Do this.
Show every line that has the string "документы" in it.

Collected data
** BEGIN **
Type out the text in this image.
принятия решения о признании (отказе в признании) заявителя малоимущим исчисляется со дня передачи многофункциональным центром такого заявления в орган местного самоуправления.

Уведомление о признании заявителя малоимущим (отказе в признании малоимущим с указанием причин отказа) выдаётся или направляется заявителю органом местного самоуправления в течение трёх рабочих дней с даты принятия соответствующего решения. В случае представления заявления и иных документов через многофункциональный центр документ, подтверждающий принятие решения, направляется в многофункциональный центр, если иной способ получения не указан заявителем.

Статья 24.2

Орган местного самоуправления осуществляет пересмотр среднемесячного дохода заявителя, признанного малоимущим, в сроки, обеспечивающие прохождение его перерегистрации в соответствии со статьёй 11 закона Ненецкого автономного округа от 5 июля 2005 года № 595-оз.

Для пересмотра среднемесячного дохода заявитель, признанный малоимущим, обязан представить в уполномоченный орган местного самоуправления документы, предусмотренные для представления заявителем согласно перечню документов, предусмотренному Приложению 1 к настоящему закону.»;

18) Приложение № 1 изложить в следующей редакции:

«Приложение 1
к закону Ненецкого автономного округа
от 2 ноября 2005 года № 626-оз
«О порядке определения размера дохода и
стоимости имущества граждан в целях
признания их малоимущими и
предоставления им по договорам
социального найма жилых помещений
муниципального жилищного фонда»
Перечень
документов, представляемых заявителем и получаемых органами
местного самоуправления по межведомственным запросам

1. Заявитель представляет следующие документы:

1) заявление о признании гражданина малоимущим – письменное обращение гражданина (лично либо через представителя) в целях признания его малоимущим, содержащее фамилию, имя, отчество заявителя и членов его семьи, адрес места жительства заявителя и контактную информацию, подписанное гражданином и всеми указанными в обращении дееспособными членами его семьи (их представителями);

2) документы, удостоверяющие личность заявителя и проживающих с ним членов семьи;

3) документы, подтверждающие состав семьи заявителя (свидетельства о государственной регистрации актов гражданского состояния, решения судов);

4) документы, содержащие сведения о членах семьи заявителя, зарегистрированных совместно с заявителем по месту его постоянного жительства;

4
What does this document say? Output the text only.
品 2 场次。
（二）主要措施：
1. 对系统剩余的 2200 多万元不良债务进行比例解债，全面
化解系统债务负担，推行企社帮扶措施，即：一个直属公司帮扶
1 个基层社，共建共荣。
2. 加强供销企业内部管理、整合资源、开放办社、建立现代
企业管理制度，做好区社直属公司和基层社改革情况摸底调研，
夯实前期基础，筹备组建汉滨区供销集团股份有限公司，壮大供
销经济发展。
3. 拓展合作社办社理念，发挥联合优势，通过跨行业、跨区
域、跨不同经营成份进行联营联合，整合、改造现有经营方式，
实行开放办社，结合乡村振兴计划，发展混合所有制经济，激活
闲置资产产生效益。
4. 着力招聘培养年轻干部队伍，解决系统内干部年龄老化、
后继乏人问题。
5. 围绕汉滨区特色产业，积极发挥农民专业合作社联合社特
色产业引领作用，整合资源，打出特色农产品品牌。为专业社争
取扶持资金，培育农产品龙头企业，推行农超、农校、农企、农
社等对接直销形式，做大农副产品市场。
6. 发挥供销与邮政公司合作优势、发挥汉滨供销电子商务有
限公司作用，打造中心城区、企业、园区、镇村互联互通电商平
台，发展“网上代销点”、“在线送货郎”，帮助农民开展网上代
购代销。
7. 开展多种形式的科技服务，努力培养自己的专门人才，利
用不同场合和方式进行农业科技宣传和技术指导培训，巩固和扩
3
** END **
** BEGIN **
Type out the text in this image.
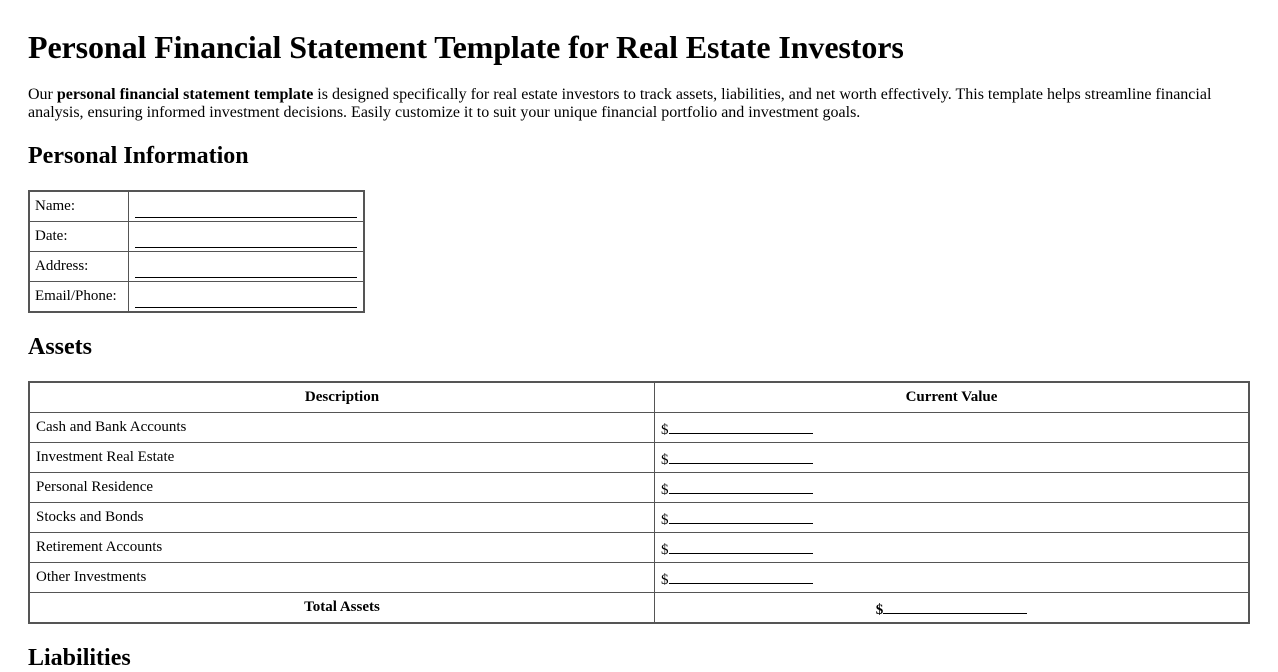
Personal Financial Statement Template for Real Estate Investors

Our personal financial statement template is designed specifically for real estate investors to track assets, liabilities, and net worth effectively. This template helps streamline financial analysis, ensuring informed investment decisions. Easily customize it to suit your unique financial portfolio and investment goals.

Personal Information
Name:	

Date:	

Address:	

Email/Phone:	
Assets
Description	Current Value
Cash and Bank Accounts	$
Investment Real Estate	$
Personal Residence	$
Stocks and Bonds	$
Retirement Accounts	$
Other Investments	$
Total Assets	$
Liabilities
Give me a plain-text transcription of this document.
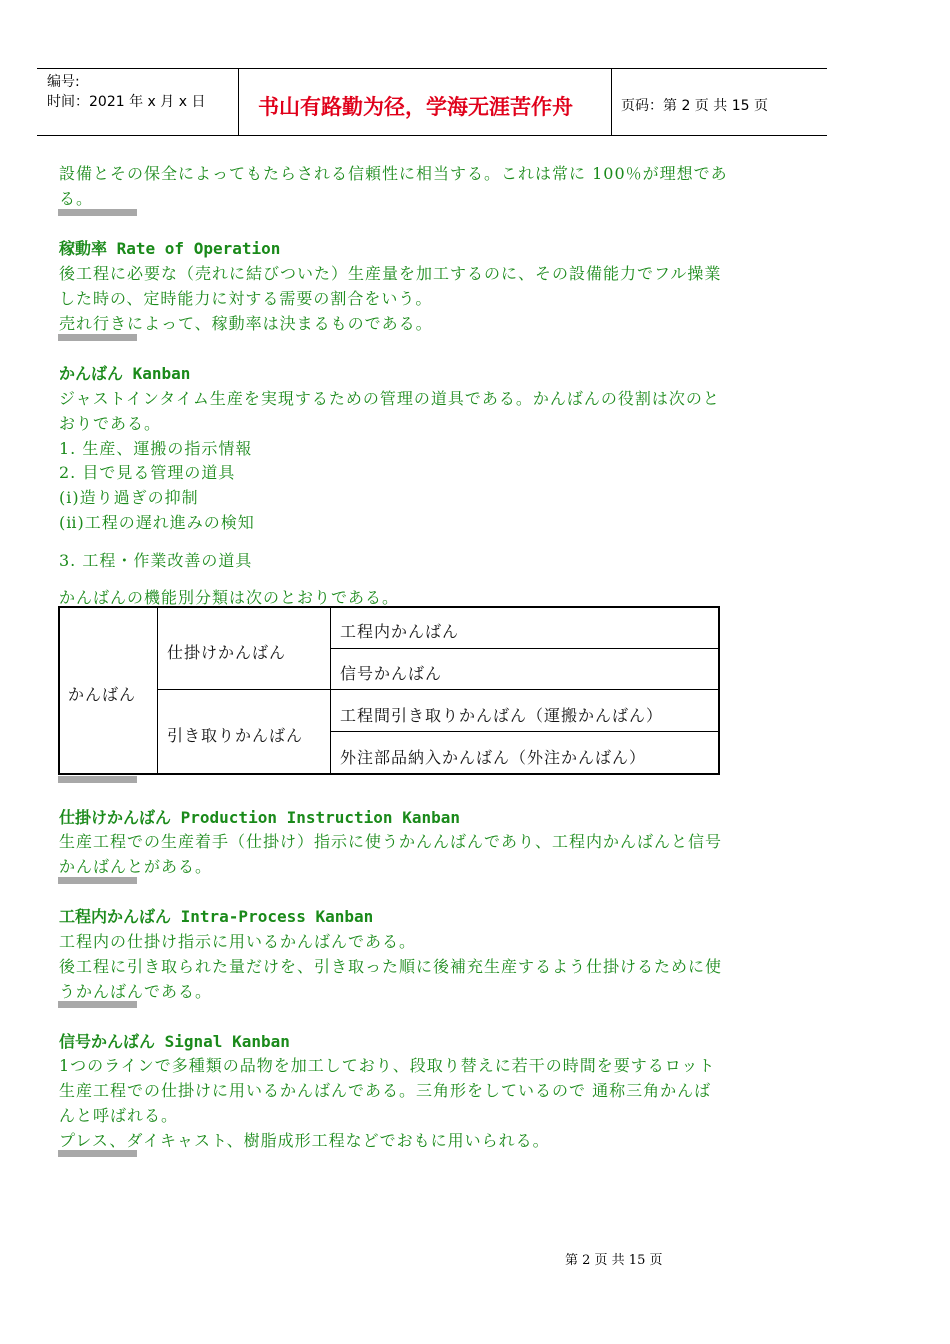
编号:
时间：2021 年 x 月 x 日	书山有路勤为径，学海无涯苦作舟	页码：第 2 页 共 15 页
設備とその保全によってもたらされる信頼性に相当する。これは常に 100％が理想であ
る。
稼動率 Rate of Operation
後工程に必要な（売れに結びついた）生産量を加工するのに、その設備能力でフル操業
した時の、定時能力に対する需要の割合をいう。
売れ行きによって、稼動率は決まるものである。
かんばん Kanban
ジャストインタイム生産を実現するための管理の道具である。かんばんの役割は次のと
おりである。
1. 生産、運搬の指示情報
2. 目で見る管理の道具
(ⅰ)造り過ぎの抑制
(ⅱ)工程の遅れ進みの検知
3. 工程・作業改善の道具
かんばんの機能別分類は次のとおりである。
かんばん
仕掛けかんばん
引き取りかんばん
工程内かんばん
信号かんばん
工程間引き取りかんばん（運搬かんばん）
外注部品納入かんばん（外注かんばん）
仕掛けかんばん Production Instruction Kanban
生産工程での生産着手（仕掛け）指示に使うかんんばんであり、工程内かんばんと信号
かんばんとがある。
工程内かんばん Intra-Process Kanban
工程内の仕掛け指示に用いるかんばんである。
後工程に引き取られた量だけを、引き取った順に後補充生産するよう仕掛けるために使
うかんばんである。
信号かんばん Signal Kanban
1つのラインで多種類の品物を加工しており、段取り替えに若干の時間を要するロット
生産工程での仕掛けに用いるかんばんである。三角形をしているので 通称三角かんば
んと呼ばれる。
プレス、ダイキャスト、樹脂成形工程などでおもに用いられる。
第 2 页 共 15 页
** END **
Result for this exercise.
Для пересмотра среднемесячного дохода заявитель, признанный малоимущим, обязан представить в уполномоченный орган местного самоуправления документы, предусмотренные для представления заявителем согласно перечню документов, предусмотренному Приложению 1 к настоящему закону.»;
1. Заявитель представляет следующие документы:
2) документы, удостоверяющие личность заявителя и проживающих с ним членов семьи;
3) документы, подтверждающие состав семьи заявителя (свидетельства о государственной регистрации актов гражданского состояния, решения судов);
4) документы, содержащие сведения о членах семьи заявителя, зарегистрированных совместно с заявителем по месту его постоянного жительства;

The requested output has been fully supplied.